# Requirements:
Sort through the entries below and pull out lines containing the word "JSON".

# Provided data:
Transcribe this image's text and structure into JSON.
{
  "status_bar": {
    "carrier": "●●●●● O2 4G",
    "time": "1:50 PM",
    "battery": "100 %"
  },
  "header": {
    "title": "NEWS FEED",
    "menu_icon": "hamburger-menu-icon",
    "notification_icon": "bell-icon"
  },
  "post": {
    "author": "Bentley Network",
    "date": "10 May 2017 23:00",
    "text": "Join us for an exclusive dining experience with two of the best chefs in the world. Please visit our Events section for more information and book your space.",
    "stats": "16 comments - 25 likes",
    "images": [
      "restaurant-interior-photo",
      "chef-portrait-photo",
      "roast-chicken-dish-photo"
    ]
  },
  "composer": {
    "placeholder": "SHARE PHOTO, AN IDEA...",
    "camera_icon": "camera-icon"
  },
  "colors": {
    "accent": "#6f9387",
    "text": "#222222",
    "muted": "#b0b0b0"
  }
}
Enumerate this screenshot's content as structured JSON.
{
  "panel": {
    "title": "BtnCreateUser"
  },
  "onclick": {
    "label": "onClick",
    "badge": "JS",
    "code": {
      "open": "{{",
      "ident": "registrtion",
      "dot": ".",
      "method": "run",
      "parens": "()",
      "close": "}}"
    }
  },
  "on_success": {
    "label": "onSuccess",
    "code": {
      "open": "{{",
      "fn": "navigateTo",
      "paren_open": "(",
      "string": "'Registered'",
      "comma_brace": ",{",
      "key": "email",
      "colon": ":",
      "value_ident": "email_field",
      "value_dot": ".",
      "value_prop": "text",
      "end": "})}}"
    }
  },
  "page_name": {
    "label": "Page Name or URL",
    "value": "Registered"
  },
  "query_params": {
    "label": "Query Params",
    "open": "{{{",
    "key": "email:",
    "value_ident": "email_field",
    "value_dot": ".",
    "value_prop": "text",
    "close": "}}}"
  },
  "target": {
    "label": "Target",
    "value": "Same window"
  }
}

# Output:
Transcribe this image's text and structure into JSON.
Enumerate this screenshot's content as structured JSON.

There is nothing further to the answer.